Records from a data collection

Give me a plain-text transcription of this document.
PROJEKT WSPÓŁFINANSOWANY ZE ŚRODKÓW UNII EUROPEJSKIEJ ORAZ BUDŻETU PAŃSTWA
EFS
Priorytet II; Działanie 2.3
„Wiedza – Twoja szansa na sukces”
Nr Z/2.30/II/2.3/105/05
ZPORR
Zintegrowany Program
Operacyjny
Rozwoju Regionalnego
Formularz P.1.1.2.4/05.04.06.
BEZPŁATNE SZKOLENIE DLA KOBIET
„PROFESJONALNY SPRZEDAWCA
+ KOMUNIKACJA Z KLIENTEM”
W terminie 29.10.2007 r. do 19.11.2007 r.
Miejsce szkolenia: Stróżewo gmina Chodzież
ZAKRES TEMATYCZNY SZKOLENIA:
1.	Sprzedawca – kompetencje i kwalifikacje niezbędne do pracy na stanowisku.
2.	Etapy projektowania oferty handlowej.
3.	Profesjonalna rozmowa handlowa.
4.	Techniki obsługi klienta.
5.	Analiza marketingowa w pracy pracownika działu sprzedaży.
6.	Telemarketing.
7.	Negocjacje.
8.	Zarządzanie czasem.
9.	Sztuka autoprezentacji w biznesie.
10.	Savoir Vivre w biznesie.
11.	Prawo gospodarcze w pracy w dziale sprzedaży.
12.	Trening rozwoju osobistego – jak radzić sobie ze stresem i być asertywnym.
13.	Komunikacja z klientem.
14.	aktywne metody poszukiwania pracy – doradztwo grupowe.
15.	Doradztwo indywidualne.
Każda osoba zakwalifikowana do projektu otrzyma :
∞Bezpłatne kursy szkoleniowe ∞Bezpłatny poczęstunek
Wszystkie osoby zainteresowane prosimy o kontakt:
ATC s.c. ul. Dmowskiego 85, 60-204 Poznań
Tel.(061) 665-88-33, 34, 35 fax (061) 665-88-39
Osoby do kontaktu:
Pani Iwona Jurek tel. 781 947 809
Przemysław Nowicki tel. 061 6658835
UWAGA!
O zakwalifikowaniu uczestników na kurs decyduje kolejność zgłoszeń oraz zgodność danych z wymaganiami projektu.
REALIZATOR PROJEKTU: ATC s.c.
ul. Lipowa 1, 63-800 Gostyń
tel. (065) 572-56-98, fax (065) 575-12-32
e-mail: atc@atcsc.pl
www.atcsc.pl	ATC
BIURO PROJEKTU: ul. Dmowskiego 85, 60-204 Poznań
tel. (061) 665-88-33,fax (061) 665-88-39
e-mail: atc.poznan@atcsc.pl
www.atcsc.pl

*To do*
Retype the whole listing above exactly.

*Answer for the task*
Give me a plain-text transcription of this document.
PROJEKT WSPÓŁFINANSOWANY ZE ŚRODKÓW UNII EUROPEJSKIEJ ORAZ BUDŻETU PAŃSTWA
EFS
Priorytet II; Działanie 2.3
„Wiedza – Twoja szansa na sukces”
Nr Z/2.30/II/2.3/105/05
ZPORR
Zintegrowany Program
Operacyjny
Rozwoju Regionalnego
Formularz P.1.1.2.4/05.04.06.
BEZPŁATNE SZKOLENIE DLA KOBIET
„PROFESJONALNY SPRZEDAWCA
+ KOMUNIKACJA Z KLIENTEM”
W terminie 29.10.2007 r. do 19.11.2007 r.
Miejsce szkolenia: Stróżewo gmina Chodzież
ZAKRES TEMATYCZNY SZKOLENIA:
1.	Sprzedawca – kompetencje i kwalifikacje niezbędne do pracy na stanowisku.
2.	Etapy projektowania oferty handlowej.
3.	Profesjonalna rozmowa handlowa.
4.	Techniki obsługi klienta.
5.	Analiza marketingowa w pracy pracownika działu sprzedaży.
6.	Telemarketing.
7.	Negocjacje.
8.	Zarządzanie czasem.
9.	Sztuka autoprezentacji w biznesie.
10.	Savoir Vivre w biznesie.
11.	Prawo gospodarcze w pracy w dziale sprzedaży.
12.	Trening rozwoju osobistego – jak radzić sobie ze stresem i być asertywnym.
13.	Komunikacja z klientem.
14.	aktywne metody poszukiwania pracy – doradztwo grupowe.
15.	Doradztwo indywidualne.
Każda osoba zakwalifikowana do projektu otrzyma :
∞Bezpłatne kursy szkoleniowe ∞Bezpłatny poczęstunek
Wszystkie osoby zainteresowane prosimy o kontakt:
ATC s.c. ul. Dmowskiego 85, 60-204 Poznań
Tel.(061) 665-88-33, 34, 35 fax (061) 665-88-39
Osoby do kontaktu:
Pani Iwona Jurek tel. 781 947 809
Przemysław Nowicki tel. 061 6658835
UWAGA!
O zakwalifikowaniu uczestników na kurs decyduje kolejność zgłoszeń oraz zgodność danych z wymaganiami projektu.
REALIZATOR PROJEKTU: ATC s.c.
ul. Lipowa 1, 63-800 Gostyń
tel. (065) 572-56-98, fax (065) 575-12-32
e-mail: atc@atcsc.pl
www.atcsc.pl	ATC
BIURO PROJEKTU: ul. Dmowskiego 85, 60-204 Poznań
tel. (061) 665-88-33,fax (061) 665-88-39
e-mail: atc.poznan@atcsc.pl
www.atcsc.pl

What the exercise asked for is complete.